>> Start Stored rows
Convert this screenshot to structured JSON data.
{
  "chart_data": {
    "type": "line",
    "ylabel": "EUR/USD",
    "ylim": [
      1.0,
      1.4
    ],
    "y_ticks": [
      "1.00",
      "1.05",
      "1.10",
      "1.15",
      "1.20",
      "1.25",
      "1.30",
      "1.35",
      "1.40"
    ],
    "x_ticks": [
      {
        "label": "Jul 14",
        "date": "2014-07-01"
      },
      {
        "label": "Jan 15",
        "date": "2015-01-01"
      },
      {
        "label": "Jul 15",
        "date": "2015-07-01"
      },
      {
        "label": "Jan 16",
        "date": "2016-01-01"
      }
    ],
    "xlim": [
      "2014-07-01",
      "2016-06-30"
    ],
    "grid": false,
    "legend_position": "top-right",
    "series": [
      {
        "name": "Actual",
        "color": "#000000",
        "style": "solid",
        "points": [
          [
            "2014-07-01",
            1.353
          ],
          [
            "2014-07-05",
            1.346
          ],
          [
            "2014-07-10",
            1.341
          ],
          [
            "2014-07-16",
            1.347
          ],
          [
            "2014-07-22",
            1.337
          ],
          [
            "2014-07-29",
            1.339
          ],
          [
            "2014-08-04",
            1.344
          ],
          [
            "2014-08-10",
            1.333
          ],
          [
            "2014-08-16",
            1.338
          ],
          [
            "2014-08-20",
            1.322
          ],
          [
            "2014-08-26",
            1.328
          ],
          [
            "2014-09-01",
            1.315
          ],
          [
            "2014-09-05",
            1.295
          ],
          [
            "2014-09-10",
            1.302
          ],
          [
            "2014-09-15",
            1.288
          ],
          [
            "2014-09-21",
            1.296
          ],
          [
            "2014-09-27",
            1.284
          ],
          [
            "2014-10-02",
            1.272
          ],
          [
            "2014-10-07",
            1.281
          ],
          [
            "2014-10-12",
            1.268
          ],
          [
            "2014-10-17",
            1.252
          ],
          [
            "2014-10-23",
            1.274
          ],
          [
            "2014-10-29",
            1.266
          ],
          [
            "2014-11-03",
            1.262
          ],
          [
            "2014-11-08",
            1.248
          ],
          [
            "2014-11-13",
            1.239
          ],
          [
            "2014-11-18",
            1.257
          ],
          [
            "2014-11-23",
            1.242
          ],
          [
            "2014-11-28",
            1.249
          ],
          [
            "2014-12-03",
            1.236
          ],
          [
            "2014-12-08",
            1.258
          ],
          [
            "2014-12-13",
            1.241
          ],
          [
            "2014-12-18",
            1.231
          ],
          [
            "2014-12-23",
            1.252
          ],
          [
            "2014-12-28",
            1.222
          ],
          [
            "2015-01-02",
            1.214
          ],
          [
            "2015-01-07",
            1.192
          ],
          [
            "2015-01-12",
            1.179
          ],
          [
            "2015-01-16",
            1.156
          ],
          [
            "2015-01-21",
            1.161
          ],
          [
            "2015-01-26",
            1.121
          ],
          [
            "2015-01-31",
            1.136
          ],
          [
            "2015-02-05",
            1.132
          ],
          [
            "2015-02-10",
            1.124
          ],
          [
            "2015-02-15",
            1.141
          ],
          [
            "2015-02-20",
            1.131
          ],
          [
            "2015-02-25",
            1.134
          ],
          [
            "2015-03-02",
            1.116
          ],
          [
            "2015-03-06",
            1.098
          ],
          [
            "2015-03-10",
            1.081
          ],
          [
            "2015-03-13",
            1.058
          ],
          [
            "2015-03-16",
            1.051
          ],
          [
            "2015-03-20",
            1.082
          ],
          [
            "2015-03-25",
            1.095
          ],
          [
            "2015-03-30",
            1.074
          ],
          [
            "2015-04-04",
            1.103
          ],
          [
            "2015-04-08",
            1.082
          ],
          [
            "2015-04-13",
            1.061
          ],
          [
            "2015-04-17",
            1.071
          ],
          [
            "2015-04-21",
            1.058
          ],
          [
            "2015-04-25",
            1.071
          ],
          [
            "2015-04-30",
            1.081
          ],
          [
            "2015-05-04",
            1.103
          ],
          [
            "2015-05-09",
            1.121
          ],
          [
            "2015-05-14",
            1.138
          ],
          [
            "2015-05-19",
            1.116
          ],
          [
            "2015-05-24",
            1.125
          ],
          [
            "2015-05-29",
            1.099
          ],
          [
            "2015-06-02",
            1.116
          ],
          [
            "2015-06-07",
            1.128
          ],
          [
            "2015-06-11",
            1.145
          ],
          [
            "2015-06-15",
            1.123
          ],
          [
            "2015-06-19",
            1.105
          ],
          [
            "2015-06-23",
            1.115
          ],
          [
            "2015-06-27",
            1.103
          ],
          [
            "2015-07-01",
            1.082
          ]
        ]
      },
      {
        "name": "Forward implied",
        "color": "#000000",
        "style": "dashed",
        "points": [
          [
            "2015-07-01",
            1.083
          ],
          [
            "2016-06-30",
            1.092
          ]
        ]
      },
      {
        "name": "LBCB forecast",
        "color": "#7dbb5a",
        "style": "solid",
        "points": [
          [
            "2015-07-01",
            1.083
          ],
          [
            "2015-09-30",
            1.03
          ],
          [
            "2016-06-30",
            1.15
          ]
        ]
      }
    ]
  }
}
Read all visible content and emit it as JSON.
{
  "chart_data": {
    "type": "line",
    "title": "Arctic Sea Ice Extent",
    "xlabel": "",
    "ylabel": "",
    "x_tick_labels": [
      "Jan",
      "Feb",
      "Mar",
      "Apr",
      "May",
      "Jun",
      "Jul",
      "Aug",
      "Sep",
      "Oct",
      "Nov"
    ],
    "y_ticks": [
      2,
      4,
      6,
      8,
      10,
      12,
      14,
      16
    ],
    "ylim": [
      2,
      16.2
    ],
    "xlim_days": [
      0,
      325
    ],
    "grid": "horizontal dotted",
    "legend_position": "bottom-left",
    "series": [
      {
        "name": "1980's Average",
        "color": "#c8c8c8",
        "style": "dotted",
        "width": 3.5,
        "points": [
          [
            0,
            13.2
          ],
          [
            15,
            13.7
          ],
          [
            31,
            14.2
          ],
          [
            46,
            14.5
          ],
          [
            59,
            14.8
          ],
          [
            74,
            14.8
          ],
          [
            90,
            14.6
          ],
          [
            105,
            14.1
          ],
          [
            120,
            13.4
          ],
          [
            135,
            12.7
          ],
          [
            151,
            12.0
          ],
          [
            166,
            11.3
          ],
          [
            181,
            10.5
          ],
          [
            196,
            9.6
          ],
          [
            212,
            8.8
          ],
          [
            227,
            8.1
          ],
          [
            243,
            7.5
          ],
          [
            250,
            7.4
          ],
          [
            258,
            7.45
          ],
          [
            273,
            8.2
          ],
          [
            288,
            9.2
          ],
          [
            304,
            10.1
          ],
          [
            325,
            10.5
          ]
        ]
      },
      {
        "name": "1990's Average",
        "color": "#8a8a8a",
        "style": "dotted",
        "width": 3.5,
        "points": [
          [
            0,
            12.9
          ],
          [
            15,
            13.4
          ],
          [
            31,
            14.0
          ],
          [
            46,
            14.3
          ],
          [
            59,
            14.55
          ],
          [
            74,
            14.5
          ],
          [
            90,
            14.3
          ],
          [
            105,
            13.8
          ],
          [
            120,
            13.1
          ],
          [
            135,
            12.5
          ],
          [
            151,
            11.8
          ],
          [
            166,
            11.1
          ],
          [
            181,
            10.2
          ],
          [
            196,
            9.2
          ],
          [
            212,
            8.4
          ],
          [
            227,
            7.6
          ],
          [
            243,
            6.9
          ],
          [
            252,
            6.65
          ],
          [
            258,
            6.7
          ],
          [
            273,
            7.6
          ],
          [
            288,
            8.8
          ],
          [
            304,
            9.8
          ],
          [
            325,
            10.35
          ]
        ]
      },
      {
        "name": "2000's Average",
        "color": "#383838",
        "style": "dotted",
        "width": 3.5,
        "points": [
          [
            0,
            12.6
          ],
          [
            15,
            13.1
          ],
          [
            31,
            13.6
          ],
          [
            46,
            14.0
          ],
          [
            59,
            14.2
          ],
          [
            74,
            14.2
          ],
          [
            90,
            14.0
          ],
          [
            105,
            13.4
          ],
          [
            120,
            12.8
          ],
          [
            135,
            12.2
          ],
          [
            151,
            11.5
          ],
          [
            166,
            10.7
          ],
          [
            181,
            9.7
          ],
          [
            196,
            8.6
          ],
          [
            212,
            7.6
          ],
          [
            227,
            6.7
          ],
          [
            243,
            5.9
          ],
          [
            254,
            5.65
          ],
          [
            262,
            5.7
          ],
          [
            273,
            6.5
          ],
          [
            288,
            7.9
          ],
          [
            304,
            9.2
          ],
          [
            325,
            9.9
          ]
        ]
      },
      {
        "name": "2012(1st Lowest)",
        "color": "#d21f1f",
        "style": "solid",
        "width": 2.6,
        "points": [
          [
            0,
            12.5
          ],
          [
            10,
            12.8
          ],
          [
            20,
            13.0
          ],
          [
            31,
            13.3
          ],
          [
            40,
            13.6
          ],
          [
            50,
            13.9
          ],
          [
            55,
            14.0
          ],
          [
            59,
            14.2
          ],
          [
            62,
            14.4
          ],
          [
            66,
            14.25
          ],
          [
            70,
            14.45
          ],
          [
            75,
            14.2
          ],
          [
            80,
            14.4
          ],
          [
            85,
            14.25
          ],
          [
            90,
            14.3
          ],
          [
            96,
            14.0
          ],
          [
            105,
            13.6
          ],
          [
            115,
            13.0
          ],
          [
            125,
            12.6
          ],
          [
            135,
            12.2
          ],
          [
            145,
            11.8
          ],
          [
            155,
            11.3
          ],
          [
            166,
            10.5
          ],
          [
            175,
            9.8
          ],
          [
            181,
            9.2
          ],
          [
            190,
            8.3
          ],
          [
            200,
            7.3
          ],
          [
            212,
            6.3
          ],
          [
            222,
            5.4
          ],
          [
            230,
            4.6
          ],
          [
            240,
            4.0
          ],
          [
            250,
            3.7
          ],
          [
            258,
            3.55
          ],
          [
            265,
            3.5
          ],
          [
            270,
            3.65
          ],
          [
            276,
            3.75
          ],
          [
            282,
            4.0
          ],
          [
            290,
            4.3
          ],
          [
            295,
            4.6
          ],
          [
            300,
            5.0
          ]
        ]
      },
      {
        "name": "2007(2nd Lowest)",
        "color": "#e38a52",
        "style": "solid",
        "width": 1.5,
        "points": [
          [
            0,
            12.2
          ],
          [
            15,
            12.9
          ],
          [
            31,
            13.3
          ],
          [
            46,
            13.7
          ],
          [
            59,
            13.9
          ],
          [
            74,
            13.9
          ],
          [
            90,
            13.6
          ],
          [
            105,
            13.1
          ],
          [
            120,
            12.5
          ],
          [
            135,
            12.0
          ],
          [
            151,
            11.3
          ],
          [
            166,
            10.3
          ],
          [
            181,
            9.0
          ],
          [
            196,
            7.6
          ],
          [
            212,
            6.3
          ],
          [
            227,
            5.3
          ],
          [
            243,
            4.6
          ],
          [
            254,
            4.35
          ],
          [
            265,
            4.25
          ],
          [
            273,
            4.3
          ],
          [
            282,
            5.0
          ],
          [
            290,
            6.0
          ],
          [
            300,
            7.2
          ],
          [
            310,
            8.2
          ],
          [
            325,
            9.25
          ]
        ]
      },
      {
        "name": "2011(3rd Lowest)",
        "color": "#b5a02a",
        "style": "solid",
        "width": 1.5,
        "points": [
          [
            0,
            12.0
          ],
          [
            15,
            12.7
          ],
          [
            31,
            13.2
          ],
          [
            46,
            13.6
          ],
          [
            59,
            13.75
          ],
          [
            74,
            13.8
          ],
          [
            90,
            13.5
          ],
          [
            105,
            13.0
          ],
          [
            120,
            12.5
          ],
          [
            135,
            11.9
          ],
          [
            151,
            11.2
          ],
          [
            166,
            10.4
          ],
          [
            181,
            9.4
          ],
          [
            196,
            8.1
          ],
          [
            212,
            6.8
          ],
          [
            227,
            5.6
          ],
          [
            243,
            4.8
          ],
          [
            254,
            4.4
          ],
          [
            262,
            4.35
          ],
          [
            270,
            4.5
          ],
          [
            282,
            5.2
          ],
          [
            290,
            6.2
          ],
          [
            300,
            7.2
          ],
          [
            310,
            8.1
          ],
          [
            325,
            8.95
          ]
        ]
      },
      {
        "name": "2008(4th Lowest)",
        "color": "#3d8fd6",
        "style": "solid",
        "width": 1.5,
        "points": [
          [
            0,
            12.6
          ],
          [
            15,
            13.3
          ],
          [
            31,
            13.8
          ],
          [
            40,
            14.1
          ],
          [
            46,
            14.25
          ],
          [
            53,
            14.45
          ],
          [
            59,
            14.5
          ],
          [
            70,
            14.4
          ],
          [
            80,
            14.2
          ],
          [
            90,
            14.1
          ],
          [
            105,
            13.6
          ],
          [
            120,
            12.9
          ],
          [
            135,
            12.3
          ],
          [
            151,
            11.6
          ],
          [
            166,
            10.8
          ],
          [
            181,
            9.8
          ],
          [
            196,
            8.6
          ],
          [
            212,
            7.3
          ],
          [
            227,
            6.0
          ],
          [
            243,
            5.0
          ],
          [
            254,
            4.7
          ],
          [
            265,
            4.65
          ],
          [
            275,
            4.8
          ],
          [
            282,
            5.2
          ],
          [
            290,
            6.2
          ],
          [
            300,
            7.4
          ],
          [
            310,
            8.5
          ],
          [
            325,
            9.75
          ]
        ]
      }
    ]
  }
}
>> End Stored rows
Problem - Select and copy every line of the material that holds the string "Average".

Task answer -
        "name": "1980's Average",
        "name": "1990's Average",
        "name": "2000's Average",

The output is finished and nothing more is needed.